§ Tasks:
**A.** Answer these questions about the passage on the first wheelchair ride, one answer per line, marked as the questions are.
(i) What gift did the dad and stepmom bring that evening?
(ii) Who started crying in the visitors' lounge?
(iii) What was the reply to "How do you feel?"
**B.** Carry on the passage about the first wheelchair ride, picking up after its last sentence.

§ Passage shown:

+-------+

If I can do that, I thought, I can sit on a real toilet.

If I can sit on a toilet, I thought, after my first successful visit, I can get into a wheelchair.

That evening, my dad and stepmom brought me a gift: baggy workout shorts and a workout shirt. Easy clothes to put on for a guy with no legs.

“We thought this might help,” Big Csilla said.

“Oh yeah,” I said, almost snatching them out of her hand. Why hadn’t I thought of this before?

By Monday, I was feeling frisky. “Let’s go for a ride,” I said to Chris and Tim, who had stayed with me the previous night.

We snuck in a wheelchair. I don’t know if it was sneaking, really. We just didn’t check with the nurses. I put my board down between the bed and the chair and hoisted myself in. A clean transfer, no problem.

I wheeled myself out of the room, waving to the nurses at their station. I’m back in the world, I thought.

I had never seen the hallway. It was much quieter than I expected. The fever had broken, I suppose, and the press had moved on. I saw Big D in the visitors’ lounge, but he didn’t see me, so I rolled slowly past him without saying a word. When he noticed me, his mouth hit the floor.

Kevin, who was with him in the visitors’ lounge, started crying.

“How do you feel?” he asked.

“I feel like I can fly.”

It was exactly two minutes past one week since the bombing, according to Kevin, which sounds like something he would notice. He and Big D had been discussing my future (I imagine Kevin was doing most of the talking), and when they saw me in my wheelchair, and I looked so happy, with this big smile on my face, Kevin lost it. He compared it to seeing your child walk for the first time.

Kevin’s gay, in a long-term relationship, with no plans to adopt. Sometimes, it almost feels like he has adopted me.

We chatted for a while, Big D and I mostly taking the piss out of Kevin for being so emotional. That had always been our way in big moments, to defuse them with humor. But we were both pretty emotional, too.

Fortunately, a man interrupted us. He wanted to shake my hand. “I was there,” he said. “I saw you lying on the ground.” He paused. “I can’t believe I’m talking to you now.”

He had left out a sentence, but I knew what he meant:
I thought you were dead for sure.

+-------+

§ Material provided:
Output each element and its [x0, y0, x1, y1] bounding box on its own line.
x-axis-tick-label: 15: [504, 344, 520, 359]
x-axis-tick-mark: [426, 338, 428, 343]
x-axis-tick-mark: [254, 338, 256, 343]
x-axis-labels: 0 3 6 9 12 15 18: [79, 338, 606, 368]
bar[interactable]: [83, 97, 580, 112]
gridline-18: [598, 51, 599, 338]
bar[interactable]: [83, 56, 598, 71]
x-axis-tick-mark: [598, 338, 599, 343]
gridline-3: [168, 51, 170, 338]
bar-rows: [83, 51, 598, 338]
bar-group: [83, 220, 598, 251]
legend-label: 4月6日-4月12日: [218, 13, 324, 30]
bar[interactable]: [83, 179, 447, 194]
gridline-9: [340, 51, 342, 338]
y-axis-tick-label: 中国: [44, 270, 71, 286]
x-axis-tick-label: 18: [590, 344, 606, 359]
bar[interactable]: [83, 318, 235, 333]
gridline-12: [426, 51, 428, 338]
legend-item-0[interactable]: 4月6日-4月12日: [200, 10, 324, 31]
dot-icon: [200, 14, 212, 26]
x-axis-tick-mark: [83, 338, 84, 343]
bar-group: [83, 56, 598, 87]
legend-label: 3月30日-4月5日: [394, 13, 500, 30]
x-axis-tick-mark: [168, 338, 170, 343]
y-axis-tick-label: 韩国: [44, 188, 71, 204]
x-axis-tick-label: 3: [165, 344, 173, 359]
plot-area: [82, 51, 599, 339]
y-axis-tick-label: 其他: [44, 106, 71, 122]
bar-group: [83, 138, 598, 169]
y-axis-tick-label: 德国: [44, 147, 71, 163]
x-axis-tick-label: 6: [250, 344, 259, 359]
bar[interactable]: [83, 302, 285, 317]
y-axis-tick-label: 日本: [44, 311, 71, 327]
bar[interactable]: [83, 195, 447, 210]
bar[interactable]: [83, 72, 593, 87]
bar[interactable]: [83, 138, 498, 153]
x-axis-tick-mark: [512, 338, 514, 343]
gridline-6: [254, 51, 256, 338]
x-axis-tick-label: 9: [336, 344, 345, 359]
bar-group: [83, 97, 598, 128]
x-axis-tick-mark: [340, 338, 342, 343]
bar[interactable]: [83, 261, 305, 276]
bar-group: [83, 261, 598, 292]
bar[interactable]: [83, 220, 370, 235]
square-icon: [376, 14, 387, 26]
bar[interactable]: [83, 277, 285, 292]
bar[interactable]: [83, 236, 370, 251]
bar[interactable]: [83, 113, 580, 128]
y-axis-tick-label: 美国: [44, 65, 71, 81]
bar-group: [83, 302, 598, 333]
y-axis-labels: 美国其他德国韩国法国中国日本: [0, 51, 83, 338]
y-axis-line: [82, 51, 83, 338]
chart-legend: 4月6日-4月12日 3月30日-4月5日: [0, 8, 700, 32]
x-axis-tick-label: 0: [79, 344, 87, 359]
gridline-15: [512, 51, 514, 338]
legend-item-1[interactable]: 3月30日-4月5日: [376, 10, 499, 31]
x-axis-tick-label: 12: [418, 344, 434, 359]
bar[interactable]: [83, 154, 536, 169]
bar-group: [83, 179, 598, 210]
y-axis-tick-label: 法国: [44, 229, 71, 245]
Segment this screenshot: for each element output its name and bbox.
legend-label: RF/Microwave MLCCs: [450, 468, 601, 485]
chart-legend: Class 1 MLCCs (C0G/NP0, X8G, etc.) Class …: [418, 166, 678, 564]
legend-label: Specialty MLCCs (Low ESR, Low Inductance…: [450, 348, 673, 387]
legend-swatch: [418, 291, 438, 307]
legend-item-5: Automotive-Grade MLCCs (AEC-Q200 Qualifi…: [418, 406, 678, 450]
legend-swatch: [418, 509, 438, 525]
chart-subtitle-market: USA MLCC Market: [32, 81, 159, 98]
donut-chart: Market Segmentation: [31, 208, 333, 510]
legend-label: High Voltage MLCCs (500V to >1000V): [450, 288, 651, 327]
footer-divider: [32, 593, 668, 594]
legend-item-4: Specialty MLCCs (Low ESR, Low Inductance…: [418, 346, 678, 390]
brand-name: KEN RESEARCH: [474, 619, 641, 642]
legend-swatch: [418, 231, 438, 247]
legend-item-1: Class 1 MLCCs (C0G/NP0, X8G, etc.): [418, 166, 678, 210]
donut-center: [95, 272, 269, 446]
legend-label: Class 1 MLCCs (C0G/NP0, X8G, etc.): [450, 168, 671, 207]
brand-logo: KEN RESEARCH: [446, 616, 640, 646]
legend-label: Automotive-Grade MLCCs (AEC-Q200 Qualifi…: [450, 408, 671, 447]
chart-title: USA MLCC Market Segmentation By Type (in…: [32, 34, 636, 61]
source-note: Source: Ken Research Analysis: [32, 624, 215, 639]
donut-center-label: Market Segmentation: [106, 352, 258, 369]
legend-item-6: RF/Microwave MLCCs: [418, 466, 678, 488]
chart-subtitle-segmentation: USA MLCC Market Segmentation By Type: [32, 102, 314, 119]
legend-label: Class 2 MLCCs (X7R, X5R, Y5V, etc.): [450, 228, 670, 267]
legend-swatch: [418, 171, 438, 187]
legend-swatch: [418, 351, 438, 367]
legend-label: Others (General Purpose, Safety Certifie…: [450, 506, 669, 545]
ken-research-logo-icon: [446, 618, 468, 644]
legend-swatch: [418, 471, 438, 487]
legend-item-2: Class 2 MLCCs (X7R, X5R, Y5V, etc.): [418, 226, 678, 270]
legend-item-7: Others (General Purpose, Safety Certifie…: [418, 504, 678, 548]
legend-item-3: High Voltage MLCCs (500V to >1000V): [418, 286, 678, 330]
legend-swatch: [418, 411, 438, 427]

+-------+

§ Outputs by task:
**A.**
(i) Baggy workout shorts and a workout shirt.
(ii) Kevin.
(iii) "I feel like I can fly."

**B.**
The man’s name was Kevin Corcoran. He had been standing next to me, with his wife and daughter, when the first bomb went off. His wife, Celeste, had lost both her legs, the only other double amputee. She was really down about it, he admitted. She hated thinking about what her life would be like now. She had loved to walk on the beach. She had always been in charge. She hated feeling helpless. Their daughter, Sydney, was in the hospital bed next to her, but Celeste couldn’t hold her. She couldn’t tell her own daughter that everything was going to be okay. Sydney had almost bled to death on Boylston Street, but Kevin hadn’t known it at the time. He couldn’t find her in the chaos. He thought Sydney was okay, so he stayed with his wife. He knelt over her, hugging her. He thought she was going to die. She was covered with blood, and her feet were barely attached. Then they told him Sydney almost died, and that she might lose a leg, too. She was only seventeen.

“It helps to see you so happy, Jeff,” he said, fighting back tears.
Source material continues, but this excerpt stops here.